» Goal: Identify all lines below that hold "selected" and collect them.

Source data:
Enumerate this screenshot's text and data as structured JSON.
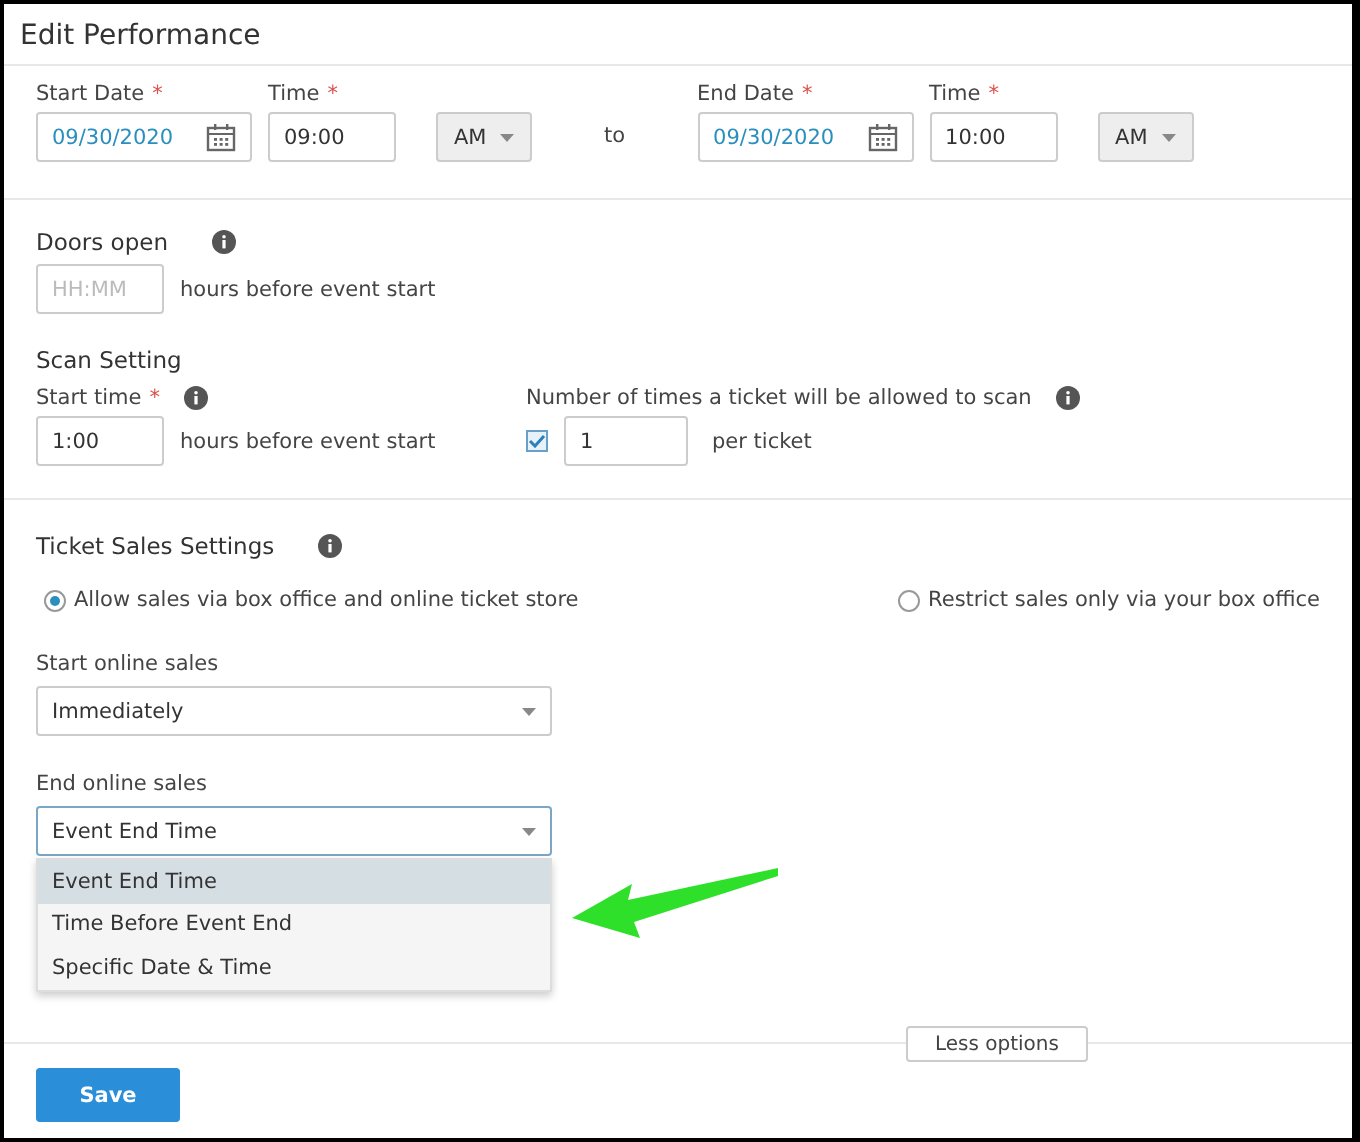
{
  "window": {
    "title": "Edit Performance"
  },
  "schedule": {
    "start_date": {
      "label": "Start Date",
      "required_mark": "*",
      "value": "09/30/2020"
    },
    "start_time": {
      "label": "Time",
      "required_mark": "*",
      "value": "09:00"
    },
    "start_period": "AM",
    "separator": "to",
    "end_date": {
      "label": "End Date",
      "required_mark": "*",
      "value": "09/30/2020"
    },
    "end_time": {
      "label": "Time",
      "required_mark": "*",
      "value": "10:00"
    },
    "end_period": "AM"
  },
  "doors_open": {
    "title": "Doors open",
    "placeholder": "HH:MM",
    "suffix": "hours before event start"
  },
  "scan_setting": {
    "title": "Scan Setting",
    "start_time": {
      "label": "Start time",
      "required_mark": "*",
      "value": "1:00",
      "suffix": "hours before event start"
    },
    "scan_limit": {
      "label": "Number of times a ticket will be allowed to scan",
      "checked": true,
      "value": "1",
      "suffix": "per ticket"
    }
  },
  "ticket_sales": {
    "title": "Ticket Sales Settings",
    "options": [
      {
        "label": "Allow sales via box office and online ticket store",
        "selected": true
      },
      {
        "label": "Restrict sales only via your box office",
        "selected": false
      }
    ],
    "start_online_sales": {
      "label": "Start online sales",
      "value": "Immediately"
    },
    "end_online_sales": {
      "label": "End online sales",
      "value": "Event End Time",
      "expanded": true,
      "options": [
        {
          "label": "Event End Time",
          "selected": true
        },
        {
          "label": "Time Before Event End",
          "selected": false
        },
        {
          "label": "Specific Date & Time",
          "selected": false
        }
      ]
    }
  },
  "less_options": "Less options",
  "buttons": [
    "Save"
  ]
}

...

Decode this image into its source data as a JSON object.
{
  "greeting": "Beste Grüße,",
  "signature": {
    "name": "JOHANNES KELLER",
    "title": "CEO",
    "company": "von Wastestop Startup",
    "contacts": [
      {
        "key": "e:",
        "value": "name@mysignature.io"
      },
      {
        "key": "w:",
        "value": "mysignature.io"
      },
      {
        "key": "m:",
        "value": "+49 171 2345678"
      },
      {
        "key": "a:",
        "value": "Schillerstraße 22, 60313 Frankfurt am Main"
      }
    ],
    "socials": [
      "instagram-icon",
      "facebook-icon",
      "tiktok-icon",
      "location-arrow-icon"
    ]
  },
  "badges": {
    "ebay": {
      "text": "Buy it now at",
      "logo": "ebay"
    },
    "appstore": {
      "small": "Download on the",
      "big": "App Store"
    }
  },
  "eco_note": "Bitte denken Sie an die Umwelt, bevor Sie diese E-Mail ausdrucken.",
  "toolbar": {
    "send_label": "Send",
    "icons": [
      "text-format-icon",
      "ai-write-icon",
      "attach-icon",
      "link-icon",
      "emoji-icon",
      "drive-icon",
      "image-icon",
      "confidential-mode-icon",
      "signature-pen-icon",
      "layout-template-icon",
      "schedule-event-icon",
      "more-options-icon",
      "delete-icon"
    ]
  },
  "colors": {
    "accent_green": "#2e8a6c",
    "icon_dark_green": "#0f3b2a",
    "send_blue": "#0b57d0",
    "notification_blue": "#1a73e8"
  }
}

» Task output:
        "selected": true
        "selected": false
          "selected": true
          "selected": false
          "selected": false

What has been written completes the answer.